- EXERCISE DESCRIPTION: Return the records that follow unaltered. Omit every picture.

- RECORDS FOR THIS EXERCISE:
* * * * * * *

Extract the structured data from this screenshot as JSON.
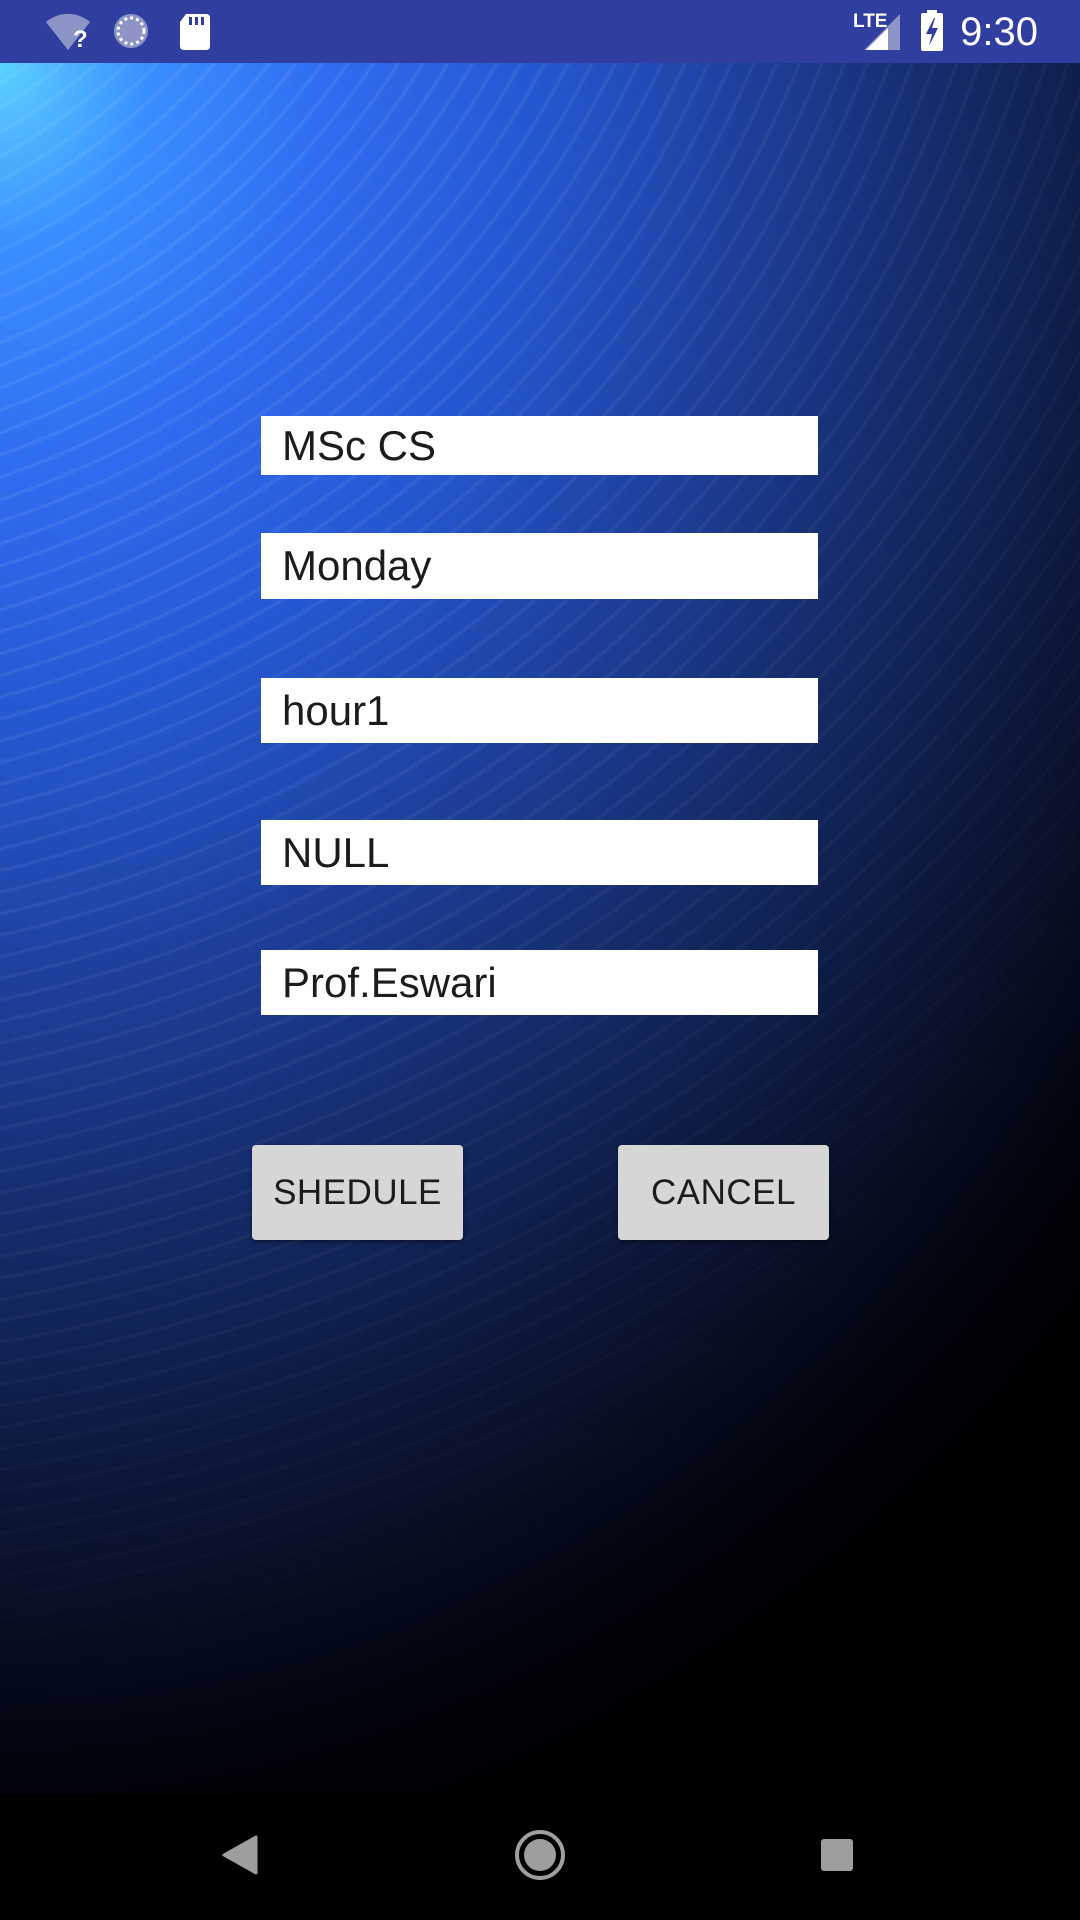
{
  "status_bar": {
    "time": "9:30",
    "network_label": "LTE",
    "icons": [
      "wifi-unknown-icon",
      "sync-icon",
      "sd-card-icon",
      "signal-icon",
      "battery-charging-icon"
    ]
  },
  "form": {
    "course": "MSc CS",
    "day": "Monday",
    "hour": "hour1",
    "subject": "NULL",
    "staff": "Prof.Eswari"
  },
  "buttons": {
    "schedule_label": "SHEDULE",
    "cancel_label": "CANCEL"
  },
  "nav_bar": {
    "icons": [
      "back-icon",
      "home-icon",
      "recents-icon"
    ]
  },
  "colors": {
    "status_bar": "#303f9f",
    "button_bg": "#d6d6d6",
    "field_bg": "#ffffff"
  }
}
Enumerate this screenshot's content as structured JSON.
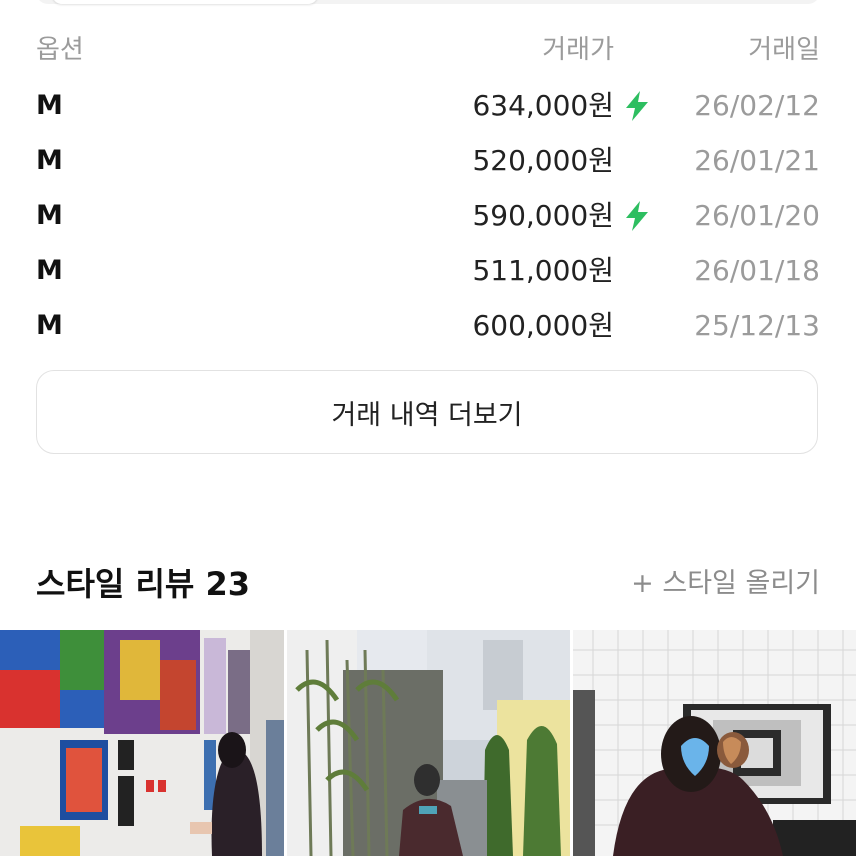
{
  "table": {
    "headers": {
      "option": "옵션",
      "price": "거래가",
      "date": "거래일"
    },
    "rows": [
      {
        "option": "M",
        "price": "634,000원",
        "fast": true,
        "date": "26/02/12"
      },
      {
        "option": "M",
        "price": "520,000원",
        "fast": false,
        "date": "26/01/21"
      },
      {
        "option": "M",
        "price": "590,000원",
        "fast": true,
        "date": "26/01/20"
      },
      {
        "option": "M",
        "price": "511,000원",
        "fast": false,
        "date": "26/01/18"
      },
      {
        "option": "M",
        "price": "600,000원",
        "fast": false,
        "date": "25/12/13"
      }
    ]
  },
  "more_button": {
    "label": "거래 내역 더보기"
  },
  "style_review": {
    "title": "스타일 리뷰 23",
    "upload_label": "+ 스타일 올리기"
  },
  "colors": {
    "bolt": "#2dbe60",
    "muted": "#9b9b9b"
  },
  "icons": {
    "fast_delivery": "lightning-bolt-icon"
  }
}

* * * * * * *

- SOLUTION TO THIS PROBLEM:
Extract the structured data from this screenshot as JSON.
{
  "status_bar": {
    "time": "9:30",
    "network_label": "LTE",
    "icons": [
      "wifi-unknown-icon",
      "sync-icon",
      "sd-card-icon",
      "signal-icon",
      "battery-charging-icon"
    ]
  },
  "form": {
    "course": "MSc CS",
    "day": "Monday",
    "hour": "hour1",
    "subject": "NULL",
    "staff": "Prof.Eswari"
  },
  "buttons": {
    "schedule_label": "SHEDULE",
    "cancel_label": "CANCEL"
  },
  "nav_bar": {
    "icons": [
      "back-icon",
      "home-icon",
      "recents-icon"
    ]
  },
  "colors": {
    "status_bar": "#303f9f",
    "button_bg": "#d6d6d6",
    "field_bg": "#ffffff"
  }
}
Enumerate this screenshot's content as structured JSON.
{
  "table": {
    "headers": {
      "option": "옵션",
      "price": "거래가",
      "date": "거래일"
    },
    "rows": [
      {
        "option": "M",
        "price": "634,000원",
        "fast": true,
        "date": "26/02/12"
      },
      {
        "option": "M",
        "price": "520,000원",
        "fast": false,
        "date": "26/01/21"
      },
      {
        "option": "M",
        "price": "590,000원",
        "fast": true,
        "date": "26/01/20"
      },
      {
        "option": "M",
        "price": "511,000원",
        "fast": false,
        "date": "26/01/18"
      },
      {
        "option": "M",
        "price": "600,000원",
        "fast": false,
        "date": "25/12/13"
      }
    ]
  },
  "more_button": {
    "label": "거래 내역 더보기"
  },
  "style_review": {
    "title": "스타일 리뷰 23",
    "upload_label": "+ 스타일 올리기"
  },
  "colors": {
    "bolt": "#2dbe60",
    "muted": "#9b9b9b"
  },
  "icons": {
    "fast_delivery": "lightning-bolt-icon"
  }
}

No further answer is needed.